▶ **Your objective**
All lines below must be repeated exactly, with the pictures omitted.

── Entries shown ──

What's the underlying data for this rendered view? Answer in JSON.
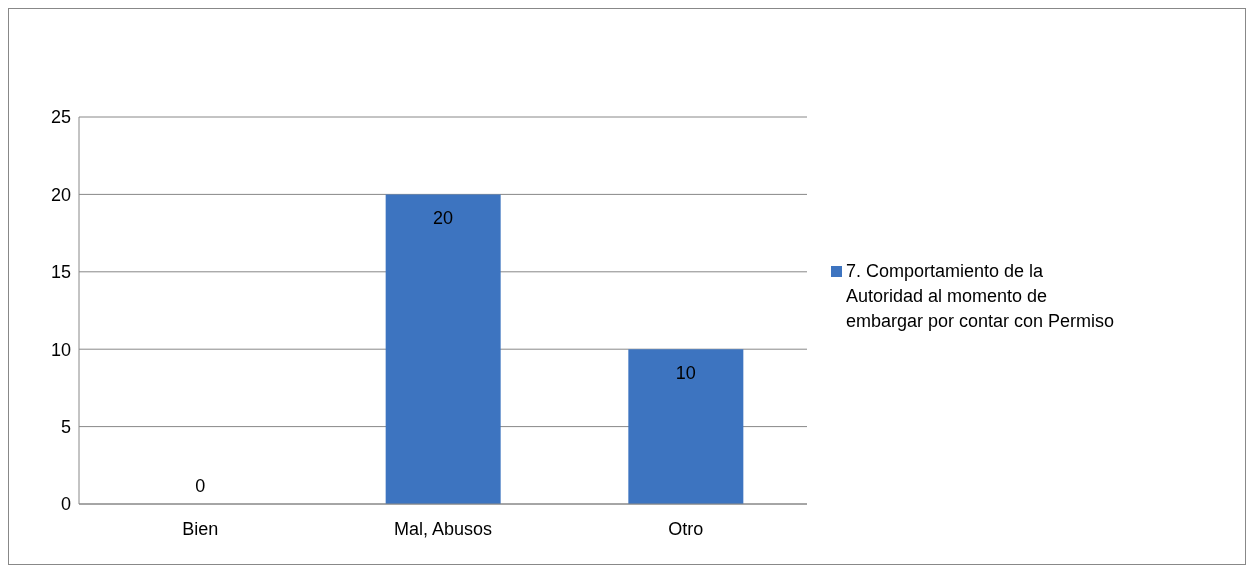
{
  "chart_data": {
    "type": "bar",
    "categories": [
      "Bien",
      "Mal, Abusos",
      "Otro"
    ],
    "series": [
      {
        "name": "7. Comportamiento de la Autoridad al momento de embargar por contar con Permiso",
        "color": "#3d74c0",
        "values": [
          0,
          20,
          10
        ]
      }
    ],
    "ylim": [
      0,
      25
    ],
    "yticks": [
      0,
      5,
      10,
      15,
      20,
      25
    ],
    "grid": "y",
    "legend": "right",
    "data_labels": true
  }
}
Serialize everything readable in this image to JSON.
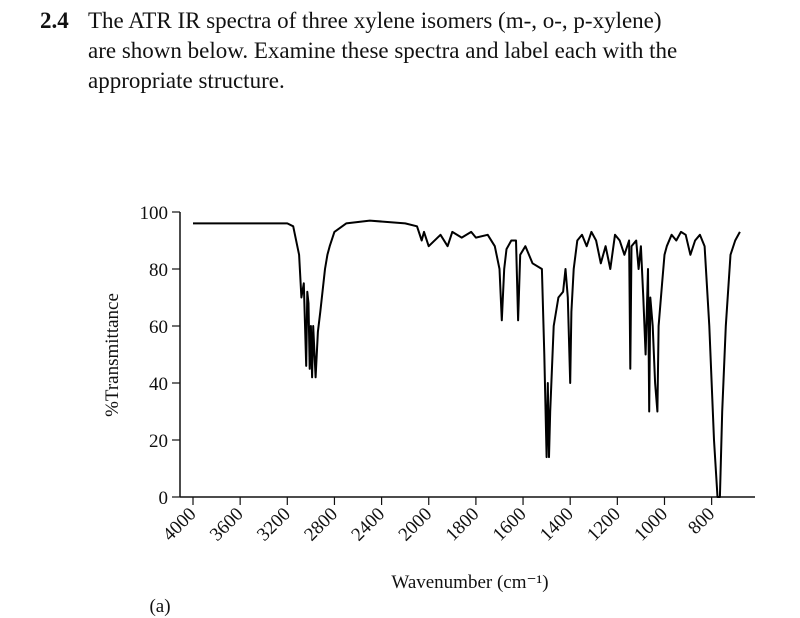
{
  "problem": {
    "number": "2.4",
    "lines": [
      "The ATR IR spectra of three xylene isomers (m-, o-, p-xylene)",
      "are shown below. Examine these spectra and label each with the",
      "appropriate structure."
    ]
  },
  "chart_data": {
    "type": "line",
    "panel": "(a)",
    "xlabel": "Wavenumber (cm⁻¹)",
    "ylabel": "%Transmittance",
    "xlim": [
      4000,
      650
    ],
    "xsplit": 2000,
    "xticks": [
      4000,
      3600,
      3200,
      2800,
      2400,
      2000,
      1800,
      1600,
      1400,
      1200,
      1000,
      800
    ],
    "ylim": [
      0,
      100
    ],
    "yticks": [
      0,
      20,
      40,
      60,
      80,
      100
    ],
    "color": "#000000",
    "series": [
      {
        "x": [
          4000,
          3200,
          3150,
          3100,
          3080,
          3060,
          3040,
          3030,
          3020,
          3010,
          3000,
          2990,
          2980,
          2960,
          2940,
          2920,
          2880,
          2860,
          2840,
          2800,
          2700,
          2500,
          2200,
          2100,
          2060,
          2040,
          2000,
          1950,
          1920,
          1900,
          1860,
          1820,
          1800,
          1750,
          1720,
          1700,
          1690,
          1680,
          1670,
          1650,
          1630,
          1621,
          1612,
          1590,
          1560,
          1520,
          1510,
          1500,
          1495,
          1490,
          1485,
          1470,
          1450,
          1430,
          1420,
          1410,
          1400,
          1395,
          1385,
          1370,
          1350,
          1330,
          1310,
          1290,
          1270,
          1250,
          1230,
          1210,
          1190,
          1170,
          1150,
          1145,
          1140,
          1120,
          1110,
          1100,
          1090,
          1080,
          1070,
          1065,
          1060,
          1050,
          1040,
          1030,
          1025,
          1010,
          1000,
          990,
          970,
          950,
          930,
          910,
          890,
          870,
          850,
          830,
          810,
          790,
          775,
          765,
          755,
          740,
          720,
          700,
          680
        ],
        "values": [
          96,
          96,
          95,
          85,
          70,
          75,
          46,
          72,
          68,
          45,
          60,
          42,
          60,
          42,
          58,
          65,
          80,
          85,
          88,
          93,
          96,
          97,
          96,
          95,
          90,
          93,
          88,
          92,
          88,
          93,
          91,
          93,
          91,
          92,
          88,
          80,
          62,
          80,
          87,
          90,
          90,
          62,
          85,
          88,
          82,
          80,
          50,
          14,
          40,
          14,
          30,
          60,
          70,
          72,
          80,
          70,
          40,
          65,
          80,
          90,
          92,
          88,
          93,
          90,
          82,
          88,
          80,
          92,
          90,
          85,
          90,
          45,
          88,
          90,
          80,
          88,
          70,
          50,
          80,
          30,
          70,
          60,
          40,
          30,
          60,
          75,
          85,
          88,
          92,
          90,
          93,
          92,
          85,
          90,
          92,
          88,
          60,
          20,
          0,
          0,
          30,
          60,
          85,
          90,
          93
        ]
      }
    ]
  }
}
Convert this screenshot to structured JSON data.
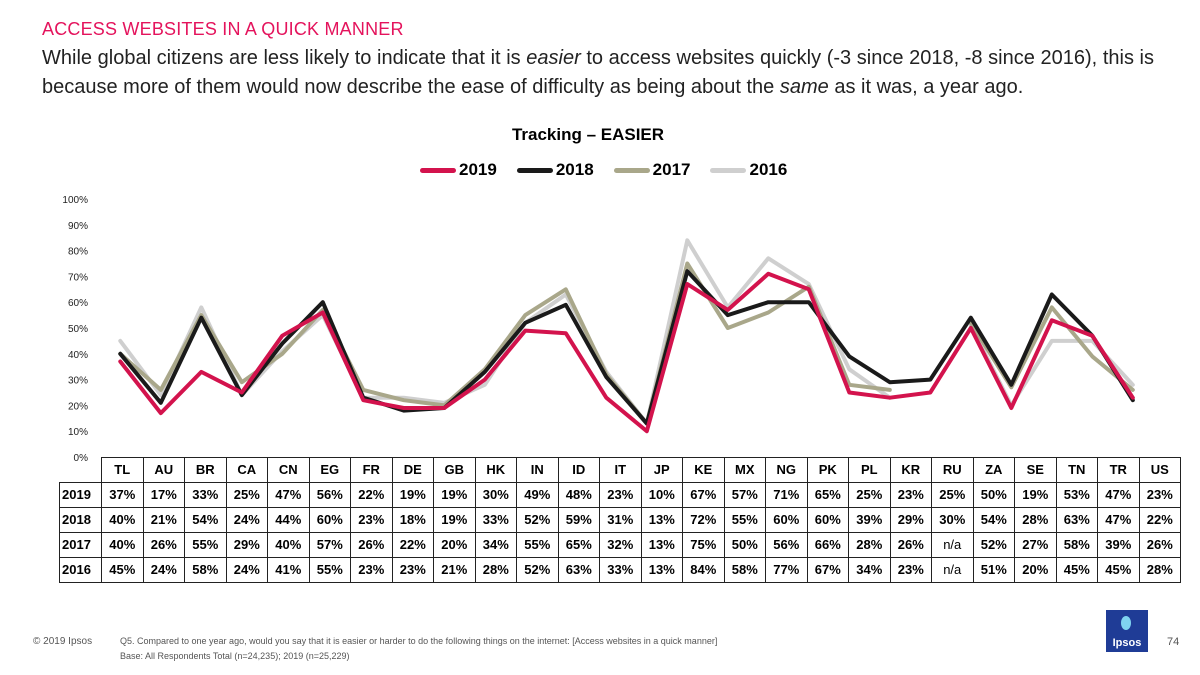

───

▶ **Exercise result**
What's the underlying data for this rendered view? Answer in JSON.
{
  "chart_data": {
    "type": "bar",
    "categories": [
      "Bien",
      "Mal, Abusos",
      "Otro"
    ],
    "series": [
      {
        "name": "7. Comportamiento de la Autoridad al momento de embargar por contar con Permiso",
        "color": "#3d74c0",
        "values": [
          0,
          20,
          10
        ]
      }
    ],
    "ylim": [
      0,
      25
    ],
    "yticks": [
      0,
      5,
      10,
      15,
      20,
      25
    ],
    "grid": "y",
    "legend": "right",
    "data_labels": true
  }
}
Serialize everything readable in this image to JSON.
{
  "problem": {
    "number": "2.4",
    "lines": [
      "The ATR IR spectra of three xylene isomers (m-, o-, p-xylene)",
      "are shown below. Examine these spectra and label each with the",
      "appropriate structure."
    ]
  },
  "chart_data": {
    "type": "line",
    "panel": "(a)",
    "xlabel": "Wavenumber (cm⁻¹)",
    "ylabel": "%Transmittance",
    "xlim": [
      4000,
      650
    ],
    "xsplit": 2000,
    "xticks": [
      4000,
      3600,
      3200,
      2800,
      2400,
      2000,
      1800,
      1600,
      1400,
      1200,
      1000,
      800
    ],
    "ylim": [
      0,
      100
    ],
    "yticks": [
      0,
      20,
      40,
      60,
      80,
      100
    ],
    "color": "#000000",
    "series": [
      {
        "x": [
          4000,
          3200,
          3150,
          3100,
          3080,
          3060,
          3040,
          3030,
          3020,
          3010,
          3000,
          2990,
          2980,
          2960,
          2940,
          2920,
          2880,
          2860,
          2840,
          2800,
          2700,
          2500,
          2200,
          2100,
          2060,
          2040,
          2000,
          1950,
          1920,
          1900,
          1860,
          1820,
          1800,
          1750,
          1720,
          1700,
          1690,
          1680,
          1670,
          1650,
          1630,
          1621,
          1612,
          1590,
          1560,
          1520,
          1510,
          1500,
          1495,
          1490,
          1485,
          1470,
          1450,
          1430,
          1420,
          1410,
          1400,
          1395,
          1385,
          1370,
          1350,
          1330,
          1310,
          1290,
          1270,
          1250,
          1230,
          1210,
          1190,
          1170,
          1150,
          1145,
          1140,
          1120,
          1110,
          1100,
          1090,
          1080,
          1070,
          1065,
          1060,
          1050,
          1040,
          1030,
          1025,
          1010,
          1000,
          990,
          970,
          950,
          930,
          910,
          890,
          870,
          850,
          830,
          810,
          790,
          775,
          765,
          755,
          740,
          720,
          700,
          680
        ],
        "values": [
          96,
          96,
          95,
          85,
          70,
          75,
          46,
          72,
          68,
          45,
          60,
          42,
          60,
          42,
          58,
          65,
          80,
          85,
          88,
          93,
          96,
          97,
          96,
          95,
          90,
          93,
          88,
          92,
          88,
          93,
          91,
          93,
          91,
          92,
          88,
          80,
          62,
          80,
          87,
          90,
          90,
          62,
          85,
          88,
          82,
          80,
          50,
          14,
          40,
          14,
          30,
          60,
          70,
          72,
          80,
          70,
          40,
          65,
          80,
          90,
          92,
          88,
          93,
          90,
          82,
          88,
          80,
          92,
          90,
          85,
          90,
          45,
          88,
          90,
          80,
          88,
          70,
          50,
          80,
          30,
          70,
          60,
          40,
          30,
          60,
          75,
          85,
          88,
          92,
          90,
          93,
          92,
          85,
          90,
          92,
          88,
          60,
          20,
          0,
          0,
          30,
          60,
          85,
          90,
          93
        ]
      }
    ]
  }
}
Convert this screenshot to structured JSON data.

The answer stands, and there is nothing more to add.